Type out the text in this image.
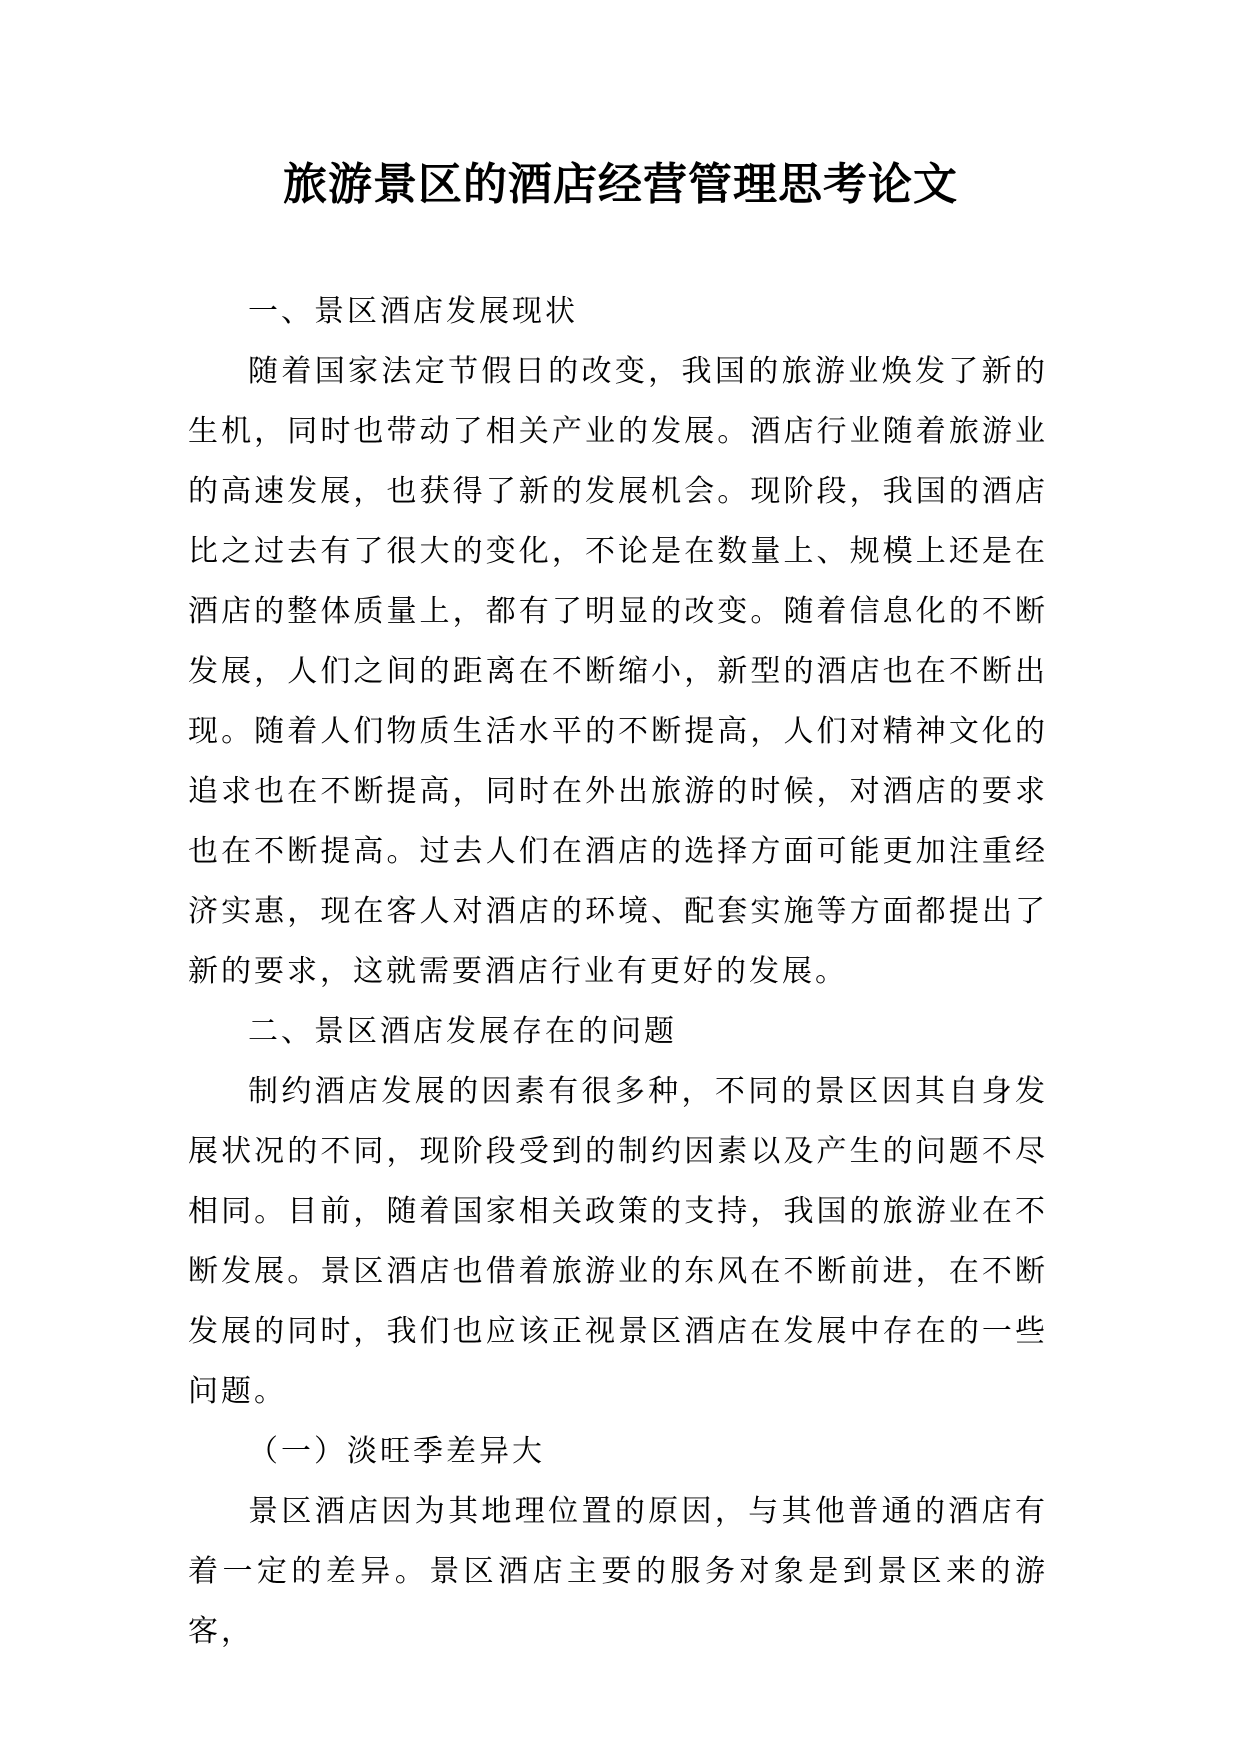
旅游景区的酒店经营管理思考论文

一、景区酒店发展现状

随着国家法定节假日的改变，我国的旅游业焕发了新的生机，同时也带动了相关产业的发展。酒店行业随着旅游业的高速发展，也获得了新的发展机会。现阶段，我国的酒店比之过去有了很大的变化，不论是在数量上、规模上还是在酒店的整体质量上，都有了明显的改变。随着信息化的不断发展，人们之间的距离在不断缩小，新型的酒店也在不断出现。随着人们物质生活水平的不断提高，人们对精神文化的追求也在不断提高，同时在外出旅游的时候，对酒店的要求也在不断提高。过去人们在酒店的选择方面可能更加注重经济实惠，现在客人对酒店的环境、配套实施等方面都提出了新的要求，这就需要酒店行业有更好的发展。

二、景区酒店发展存在的问题

制约酒店发展的因素有很多种，不同的景区因其自身发展状况的不同，现阶段受到的制约因素以及产生的问题不尽相同。目前，随着国家相关政策的支持，我国的旅游业在不断发展。景区酒店也借着旅游业的东风在不断前进，在不断发展的同时，我们也应该正视景区酒店在发展中存在的一些问题。

（一）淡旺季差异大

景区酒店因为其地理位置的原因，与其他普通的酒店有着一定的差异。景区酒店主要的服务对象是到景区来的游客，
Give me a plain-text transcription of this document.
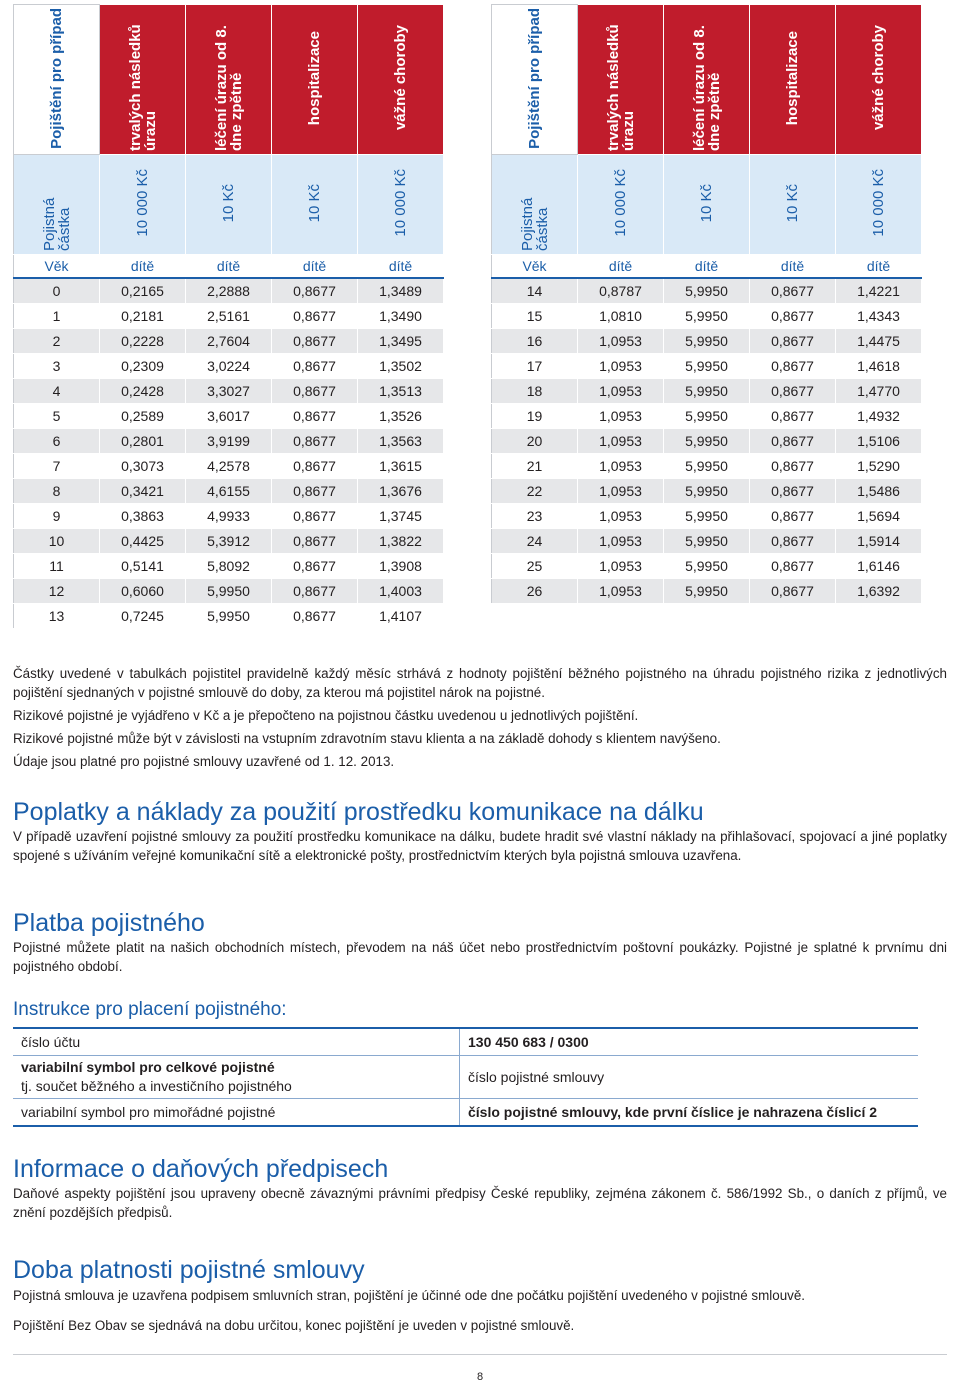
Pojištění pro případ	trvalých následků úrazu	léčení úrazu od 8. dne zpětně	hospitalizace	vážné choroby
Pojistná částka	10 000 Kč	10 Kč	10 Kč	10 000 Kč
Věk	dítě	dítě	dítě	dítě
0	0,2165	2,2888	0,8677	1,3489
1	0,2181	2,5161	0,8677	1,3490
2	0,2228	2,7604	0,8677	1,3495
3	0,2309	3,0224	0,8677	1,3502
4	0,2428	3,3027	0,8677	1,3513
5	0,2589	3,6017	0,8677	1,3526
6	0,2801	3,9199	0,8677	1,3563
7	0,3073	4,2578	0,8677	1,3615
8	0,3421	4,6155	0,8677	1,3676
9	0,3863	4,9933	0,8677	1,3745
10	0,4425	5,3912	0,8677	1,3822
11	0,5141	5,8092	0,8677	1,3908
12	0,6060	5,9950	0,8677	1,4003
13	0,7245	5,9950	0,8677	1,4107
Pojištění pro případ	trvalých následků úrazu	léčení úrazu od 8. dne zpětně	hospitalizace	vážné choroby
Pojistná částka	10 000 Kč	10 Kč	10 Kč	10 000 Kč
Věk	dítě	dítě	dítě	dítě
14	0,8787	5,9950	0,8677	1,4221
15	1,0810	5,9950	0,8677	1,4343
16	1,0953	5,9950	0,8677	1,4475
17	1,0953	5,9950	0,8677	1,4618
18	1,0953	5,9950	0,8677	1,4770
19	1,0953	5,9950	0,8677	1,4932
20	1,0953	5,9950	0,8677	1,5106
21	1,0953	5,9950	0,8677	1,5290
22	1,0953	5,9950	0,8677	1,5486
23	1,0953	5,9950	0,8677	1,5694
24	1,0953	5,9950	0,8677	1,5914
25	1,0953	5,9950	0,8677	1,6146
26	1,0953	5,9950	0,8677	1,6392

Částky uvedené v tabulkách pojistitel pravidelně každý měsíc strhává z hodnoty pojištění běžného pojistného na úhradu pojistného rizika z jednotlivých pojištění sjednaných v pojistné smlouvě do doby, za kterou má pojistitel nárok na pojistné.

Rizikové pojistné je vyjádřeno v Kč a je přepočteno na pojistnou částku uvedenou u jednotlivých pojištění.

Rizikové pojistné může být v závislosti na vstupním zdravotním stavu klienta a na základě dohody s klientem navýšeno.

Údaje jsou platné pro pojistné smlouvy uzavřené od 1. 12. 2013.

Poplatky a náklady za použití prostředku komunikace na dálku

V případě uzavření pojistné smlouvy za použití prostředku komunikace na dálku, budete hradit své vlastní náklady na přihlašovací, spojovací a jiné poplatky spojené s užíváním veřejné komunikační sítě a elektronické pošty, prostřednictvím kterých byla pojistná smlouva uzavřena.

Platba pojistného

Pojistné můžete platit na našich obchodních místech, převodem na náš účet nebo prostřednictvím poštovní poukázky. Pojistné je splatné k prvnímu dni pojistného období.

Instrukce pro placení pojistného:
číslo účtu	130 450 683 / 0300
variabilní symbol pro celkové pojistné
tj. součet běžného a investičního pojistného	číslo pojistné smlouvy
variabilní symbol pro mimořádné pojistné	číslo pojistné smlouvy, kde první číslice je nahrazena číslicí 2
Informace o daňových předpisech

Daňové aspekty pojištění jsou upraveny obecně závaznými právními předpisy České republiky, zejména zákonem č. 586/1992 Sb., o daních z příjmů, ve znění pozdějších předpisů.

Doba platnosti pojistné smlouvy

Pojistná smlouva je uzavřena podpisem smluvních stran, pojištění je účinné ode dne počátku pojištění uvedeného v pojistné smlouvě.

Pojištění Bez Obav se sjednává na dobu určitou, konec pojištění je uveden v pojistné smlouvě.

8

● **YOUR OBJECTIVE**
Pictures are excluded; copy all other data exactly as shown.

● **TASK RESULT**
Type out the text in this image.
旅游景区的酒店经营管理思考论文

一、景区酒店发展现状

随着国家法定节假日的改变，我国的旅游业焕发了新的生机，同时也带动了相关产业的发展。酒店行业随着旅游业的高速发展，也获得了新的发展机会。现阶段，我国的酒店比之过去有了很大的变化，不论是在数量上、规模上还是在酒店的整体质量上，都有了明显的改变。随着信息化的不断发展，人们之间的距离在不断缩小，新型的酒店也在不断出现。随着人们物质生活水平的不断提高，人们对精神文化的追求也在不断提高，同时在外出旅游的时候，对酒店的要求也在不断提高。过去人们在酒店的选择方面可能更加注重经济实惠，现在客人对酒店的环境、配套实施等方面都提出了新的要求，这就需要酒店行业有更好的发展。

二、景区酒店发展存在的问题

制约酒店发展的因素有很多种，不同的景区因其自身发展状况的不同，现阶段受到的制约因素以及产生的问题不尽相同。目前，随着国家相关政策的支持，我国的旅游业在不断发展。景区酒店也借着旅游业的东风在不断前进，在不断发展的同时，我们也应该正视景区酒店在发展中存在的一些问题。

（一）淡旺季差异大

景区酒店因为其地理位置的原因，与其他普通的酒店有着一定的差异。景区酒店主要的服务对象是到景区来的游客，
Give me a plain-text transcription of this document.
Pojištění pro případ	trvalých následků úrazu	léčení úrazu od 8. dne zpětně	hospitalizace	vážné choroby
Pojistná částka	10 000 Kč	10 Kč	10 Kč	10 000 Kč
Věk	dítě	dítě	dítě	dítě
0	0,2165	2,2888	0,8677	1,3489
1	0,2181	2,5161	0,8677	1,3490
2	0,2228	2,7604	0,8677	1,3495
3	0,2309	3,0224	0,8677	1,3502
4	0,2428	3,3027	0,8677	1,3513
5	0,2589	3,6017	0,8677	1,3526
6	0,2801	3,9199	0,8677	1,3563
7	0,3073	4,2578	0,8677	1,3615
8	0,3421	4,6155	0,8677	1,3676
9	0,3863	4,9933	0,8677	1,3745
10	0,4425	5,3912	0,8677	1,3822
11	0,5141	5,8092	0,8677	1,3908
12	0,6060	5,9950	0,8677	1,4003
13	0,7245	5,9950	0,8677	1,4107
Pojištění pro případ	trvalých následků úrazu	léčení úrazu od 8. dne zpětně	hospitalizace	vážné choroby
Pojistná částka	10 000 Kč	10 Kč	10 Kč	10 000 Kč
Věk	dítě	dítě	dítě	dítě
14	0,8787	5,9950	0,8677	1,4221
15	1,0810	5,9950	0,8677	1,4343
16	1,0953	5,9950	0,8677	1,4475
17	1,0953	5,9950	0,8677	1,4618
18	1,0953	5,9950	0,8677	1,4770
19	1,0953	5,9950	0,8677	1,4932
20	1,0953	5,9950	0,8677	1,5106
21	1,0953	5,9950	0,8677	1,5290
22	1,0953	5,9950	0,8677	1,5486
23	1,0953	5,9950	0,8677	1,5694
24	1,0953	5,9950	0,8677	1,5914
25	1,0953	5,9950	0,8677	1,6146
26	1,0953	5,9950	0,8677	1,6392

Částky uvedené v tabulkách pojistitel pravidelně každý měsíc strhává z hodnoty pojištění běžného pojistného na úhradu pojistného rizika z jednotlivých pojištění sjednaných v pojistné smlouvě do doby, za kterou má pojistitel nárok na pojistné.

Rizikové pojistné je vyjádřeno v Kč a je přepočteno na pojistnou částku uvedenou u jednotlivých pojištění.

Rizikové pojistné může být v závislosti na vstupním zdravotním stavu klienta a na základě dohody s klientem navýšeno.

Údaje jsou platné pro pojistné smlouvy uzavřené od 1. 12. 2013.

Poplatky a náklady za použití prostředku komunikace na dálku

V případě uzavření pojistné smlouvy za použití prostředku komunikace na dálku, budete hradit své vlastní náklady na přihlašovací, spojovací a jiné poplatky spojené s užíváním veřejné komunikační sítě a elektronické pošty, prostřednictvím kterých byla pojistná smlouva uzavřena.

Platba pojistného

Pojistné můžete platit na našich obchodních místech, převodem na náš účet nebo prostřednictvím poštovní poukázky. Pojistné je splatné k prvnímu dni pojistného období.

Instrukce pro placení pojistného:
číslo účtu	130 450 683 / 0300
variabilní symbol pro celkové pojistné
tj. součet běžného a investičního pojistného	číslo pojistné smlouvy
variabilní symbol pro mimořádné pojistné	číslo pojistné smlouvy, kde první číslice je nahrazena číslicí 2
Informace o daňových předpisech

Daňové aspekty pojištění jsou upraveny obecně závaznými právními předpisy České republiky, zejména zákonem č. 586/1992 Sb., o daních z příjmů, ve znění pozdějších předpisů.

Doba platnosti pojistné smlouvy

Pojistná smlouva je uzavřena podpisem smluvních stran, pojištění je účinné ode dne počátku pojištění uvedeného v pojistné smlouvě.

Pojištění Bez Obav se sjednává na dobu určitou, konec pojištění je uveden v pojistné smlouvě.

8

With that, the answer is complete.